** PROVIDED RECORDS **
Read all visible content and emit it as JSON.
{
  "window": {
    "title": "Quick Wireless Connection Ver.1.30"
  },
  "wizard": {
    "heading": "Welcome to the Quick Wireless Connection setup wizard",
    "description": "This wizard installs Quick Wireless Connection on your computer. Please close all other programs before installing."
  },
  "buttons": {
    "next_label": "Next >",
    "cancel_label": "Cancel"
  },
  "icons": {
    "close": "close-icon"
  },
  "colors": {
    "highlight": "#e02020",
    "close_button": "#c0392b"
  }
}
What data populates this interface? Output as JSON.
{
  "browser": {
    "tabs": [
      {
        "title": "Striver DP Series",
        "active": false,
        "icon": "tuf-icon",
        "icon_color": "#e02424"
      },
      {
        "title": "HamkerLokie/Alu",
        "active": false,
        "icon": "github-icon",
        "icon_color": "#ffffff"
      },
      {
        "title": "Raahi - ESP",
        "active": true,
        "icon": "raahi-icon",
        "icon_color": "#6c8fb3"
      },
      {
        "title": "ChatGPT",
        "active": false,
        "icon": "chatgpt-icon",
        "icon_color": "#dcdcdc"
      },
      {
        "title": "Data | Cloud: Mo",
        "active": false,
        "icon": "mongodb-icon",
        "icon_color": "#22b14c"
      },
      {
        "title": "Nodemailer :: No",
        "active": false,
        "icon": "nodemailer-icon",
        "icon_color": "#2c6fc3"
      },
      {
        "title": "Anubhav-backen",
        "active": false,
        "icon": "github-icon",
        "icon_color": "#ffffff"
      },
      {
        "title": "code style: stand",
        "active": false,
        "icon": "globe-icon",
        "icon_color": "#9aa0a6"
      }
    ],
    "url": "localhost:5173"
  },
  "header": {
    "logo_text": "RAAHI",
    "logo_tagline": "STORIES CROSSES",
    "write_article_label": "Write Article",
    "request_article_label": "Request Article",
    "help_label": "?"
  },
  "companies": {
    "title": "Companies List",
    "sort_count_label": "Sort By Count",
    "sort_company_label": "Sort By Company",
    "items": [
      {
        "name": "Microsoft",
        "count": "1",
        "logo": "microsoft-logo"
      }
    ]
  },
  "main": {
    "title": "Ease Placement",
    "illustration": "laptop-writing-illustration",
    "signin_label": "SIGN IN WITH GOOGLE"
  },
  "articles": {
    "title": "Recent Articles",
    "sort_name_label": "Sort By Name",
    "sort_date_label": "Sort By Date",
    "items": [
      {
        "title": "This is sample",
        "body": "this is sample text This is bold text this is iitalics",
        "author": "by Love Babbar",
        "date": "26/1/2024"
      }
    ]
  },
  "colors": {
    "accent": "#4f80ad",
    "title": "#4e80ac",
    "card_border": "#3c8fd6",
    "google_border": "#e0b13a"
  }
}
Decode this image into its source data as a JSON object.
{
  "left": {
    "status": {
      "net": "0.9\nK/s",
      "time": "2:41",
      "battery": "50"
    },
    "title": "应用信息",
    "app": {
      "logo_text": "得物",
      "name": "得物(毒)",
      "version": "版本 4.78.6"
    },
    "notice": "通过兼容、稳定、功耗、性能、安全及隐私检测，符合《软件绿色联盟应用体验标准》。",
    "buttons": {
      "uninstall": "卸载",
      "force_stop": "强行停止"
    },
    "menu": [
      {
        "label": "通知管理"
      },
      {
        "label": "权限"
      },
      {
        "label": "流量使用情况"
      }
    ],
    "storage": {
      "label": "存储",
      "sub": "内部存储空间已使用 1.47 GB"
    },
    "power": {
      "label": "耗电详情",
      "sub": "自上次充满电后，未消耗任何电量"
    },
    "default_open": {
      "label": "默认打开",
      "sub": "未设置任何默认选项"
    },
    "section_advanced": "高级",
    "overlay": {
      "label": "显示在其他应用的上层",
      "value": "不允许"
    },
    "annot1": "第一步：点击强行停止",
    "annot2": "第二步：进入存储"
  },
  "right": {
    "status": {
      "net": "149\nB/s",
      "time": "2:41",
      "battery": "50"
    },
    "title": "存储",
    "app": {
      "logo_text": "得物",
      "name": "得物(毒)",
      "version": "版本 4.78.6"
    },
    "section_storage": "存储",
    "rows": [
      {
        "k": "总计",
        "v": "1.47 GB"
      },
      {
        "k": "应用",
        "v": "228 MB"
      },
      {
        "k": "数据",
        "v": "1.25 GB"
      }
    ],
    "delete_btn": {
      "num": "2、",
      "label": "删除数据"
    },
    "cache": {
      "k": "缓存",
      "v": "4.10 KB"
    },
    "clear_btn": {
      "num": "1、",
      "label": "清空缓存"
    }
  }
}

** SHORT PROBLEM **
Write out all the data again, exactly as it appears.

** REPLY TO THE TASK **
Read all visible content and emit it as JSON.
{
  "window": {
    "title": "Quick Wireless Connection Ver.1.30"
  },
  "wizard": {
    "heading": "Welcome to the Quick Wireless Connection setup wizard",
    "description": "This wizard installs Quick Wireless Connection on your computer. Please close all other programs before installing."
  },
  "buttons": {
    "next_label": "Next >",
    "cancel_label": "Cancel"
  },
  "icons": {
    "close": "close-icon"
  },
  "colors": {
    "highlight": "#e02020",
    "close_button": "#c0392b"
  }
}
What data populates this interface? Output as JSON.
{
  "browser": {
    "tabs": [
      {
        "title": "Striver DP Series",
        "active": false,
        "icon": "tuf-icon",
        "icon_color": "#e02424"
      },
      {
        "title": "HamkerLokie/Alu",
        "active": false,
        "icon": "github-icon",
        "icon_color": "#ffffff"
      },
      {
        "title": "Raahi - ESP",
        "active": true,
        "icon": "raahi-icon",
        "icon_color": "#6c8fb3"
      },
      {
        "title": "ChatGPT",
        "active": false,
        "icon": "chatgpt-icon",
        "icon_color": "#dcdcdc"
      },
      {
        "title": "Data | Cloud: Mo",
        "active": false,
        "icon": "mongodb-icon",
        "icon_color": "#22b14c"
      },
      {
        "title": "Nodemailer :: No",
        "active": false,
        "icon": "nodemailer-icon",
        "icon_color": "#2c6fc3"
      },
      {
        "title": "Anubhav-backen",
        "active": false,
        "icon": "github-icon",
        "icon_color": "#ffffff"
      },
      {
        "title": "code style: stand",
        "active": false,
        "icon": "globe-icon",
        "icon_color": "#9aa0a6"
      }
    ],
    "url": "localhost:5173"
  },
  "header": {
    "logo_text": "RAAHI",
    "logo_tagline": "STORIES CROSSES",
    "write_article_label": "Write Article",
    "request_article_label": "Request Article",
    "help_label": "?"
  },
  "companies": {
    "title": "Companies List",
    "sort_count_label": "Sort By Count",
    "sort_company_label": "Sort By Company",
    "items": [
      {
        "name": "Microsoft",
        "count": "1",
        "logo": "microsoft-logo"
      }
    ]
  },
  "main": {
    "title": "Ease Placement",
    "illustration": "laptop-writing-illustration",
    "signin_label": "SIGN IN WITH GOOGLE"
  },
  "articles": {
    "title": "Recent Articles",
    "sort_name_label": "Sort By Name",
    "sort_date_label": "Sort By Date",
    "items": [
      {
        "title": "This is sample",
        "body": "this is sample text This is bold text this is iitalics",
        "author": "by Love Babbar",
        "date": "26/1/2024"
      }
    ]
  },
  "colors": {
    "accent": "#4f80ad",
    "title": "#4e80ac",
    "card_border": "#3c8fd6",
    "google_border": "#e0b13a"
  }
}
Decode this image into its source data as a JSON object.
{
  "left": {
    "status": {
      "net": "0.9\nK/s",
      "time": "2:41",
      "battery": "50"
    },
    "title": "应用信息",
    "app": {
      "logo_text": "得物",
      "name": "得物(毒)",
      "version": "版本 4.78.6"
    },
    "notice": "通过兼容、稳定、功耗、性能、安全及隐私检测，符合《软件绿色联盟应用体验标准》。",
    "buttons": {
      "uninstall": "卸载",
      "force_stop": "强行停止"
    },
    "menu": [
      {
        "label": "通知管理"
      },
      {
        "label": "权限"
      },
      {
        "label": "流量使用情况"
      }
    ],
    "storage": {
      "label": "存储",
      "sub": "内部存储空间已使用 1.47 GB"
    },
    "power": {
      "label": "耗电详情",
      "sub": "自上次充满电后，未消耗任何电量"
    },
    "default_open": {
      "label": "默认打开",
      "sub": "未设置任何默认选项"
    },
    "section_advanced": "高级",
    "overlay": {
      "label": "显示在其他应用的上层",
      "value": "不允许"
    },
    "annot1": "第一步：点击强行停止",
    "annot2": "第二步：进入存储"
  },
  "right": {
    "status": {
      "net": "149\nB/s",
      "time": "2:41",
      "battery": "50"
    },
    "title": "存储",
    "app": {
      "logo_text": "得物",
      "name": "得物(毒)",
      "version": "版本 4.78.6"
    },
    "section_storage": "存储",
    "rows": [
      {
        "k": "总计",
        "v": "1.47 GB"
      },
      {
        "k": "应用",
        "v": "228 MB"
      },
      {
        "k": "数据",
        "v": "1.25 GB"
      }
    ],
    "delete_btn": {
      "num": "2、",
      "label": "删除数据"
    },
    "cache": {
      "k": "缓存",
      "v": "4.10 KB"
    },
    "clear_btn": {
      "num": "1、",
      "label": "清空缓存"
    }
  }
}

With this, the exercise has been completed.